>> start PAGE EXCERPT

Tags: c-town, hazing, Jonathan Greeney, mallets, shaft, timpani, xalapa, yoko
jonathan greeney just joined the band at the beginning of this season… he’s the one in the back banging on those nifty kettledrums (“timpani” if you want to be all fancy-pants about it). he also responds to texted shout-outs very well. thanks jon! (frosh!)
what’s so awesome about timpani?
As far as orchestral percussion goes, I don’t think there is anything more satisfying than playing timpani with a great orchestra. For those who don’t know, timpani are “pitched drums” tuned on the fly by the use of pedals and cranks which alter the note each drum has to offer at any given time. They also “ring” a lot longer than most drums. On top of all of that, they are loud which puts the timpani in a leading position that can really drive the orchestra. And let’s not forget… chicks dig drummers!
could you talk a bit about the mallets you use?
So you’ve got three main ingredients: the shaft, the core, and the covering material on that core. Any change in any one of these categories changes the sound. The shaft can be made of wood, bamboo or plastic of all different lengths and sizes. The core, which is attached to the end of the shaft, can be made of very hard pressed felt, wood, cork, or leather. The covering material over the core is usually felt. With different combinations of shafts, cores, and covering, you have a lot to play with to achieve the tone you want. Then you can alter the tone even more by how you hit the drum, but that’s a whole other subject.
you realize how difficult it is for me not to make a “shaft” joke here?! jeez. your graduate work took place in cleveland – what do you miss about c-town?
Hands down, the Great Lakes Christmas Ale! I love Portland beers, but god do I miss that Christmas Ale around the holidays! I thought I’d miss the iron chef Michael Simon’s restaurants but I gotta say Portland has the best restaurants I’ve ever been to. We lived on the east side in Shaker Heights and it was a really nice place to raise a family…. then again so is Portland. I can tell you I don’t miss the snow in the winter and the humidity in the summer.
after the christmas ale, the pitcher of dortmunder gold is on me. ahh, memories. okay, um… it’s not like i’ve seen a ton of orchestras play, but it’s obvious you get into your performance and seem a bit more physically expressive than what i might expect from a symphony musician… am i imagining this?
My instrument is a pretty physical one, so that might explain some of it. I feel like a lot of classical musicians in general reserve body movement to achieve a great sound, but for timpani, movement is a big part of it. That being said, I also just really enjoy playing, so I guess I just get into it. I mean, if you take the “prestige” out of this genre and actually “hear” the music, it freakin’ rocks… how can you not get into it???
if you could invite 3 composers to dinner, who would you choose?
Mahler, Stravinsky and Sibelius, for no other reason than they’re my favorite composers. I’d probably have them over to dinner so they could meet my family… and then probably drink a LOT and ask them a million questions about drums!
i understand if you can’t talk about it, but could you shed some light on the hazing you have experienced as a freshman symphony member?

>> end PAGE EXCERPT
>> start DATA PROVIDED

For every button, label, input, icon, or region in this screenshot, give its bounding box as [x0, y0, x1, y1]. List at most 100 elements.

>> end DATA PROVIDED

DIRECTIVE:
Please copy, word for word, the stretch of the timpani interview from "My instrument is" through "questions about drums!".

ANSWER FOR THE TASK:
My instrument is a pretty physical one, so that might explain some of it. I feel like a lot of classical musicians in general reserve body movement to achieve a great sound, but for timpani, movement is a big part of it. That being said, I also just really enjoy playing, so I guess I just get into it. I mean, if you take the “prestige” out of this genre and actually “hear” the music, it freakin’ rocks… how can you not get into it???
if you could invite 3 composers to dinner, who would you choose?
Mahler, Stravinsky and Sibelius, for no other reason than they’re my favorite composers. I’d probably have them over to dinner so they could meet my family… and then probably drink a LOT and ask them a million questions about drums!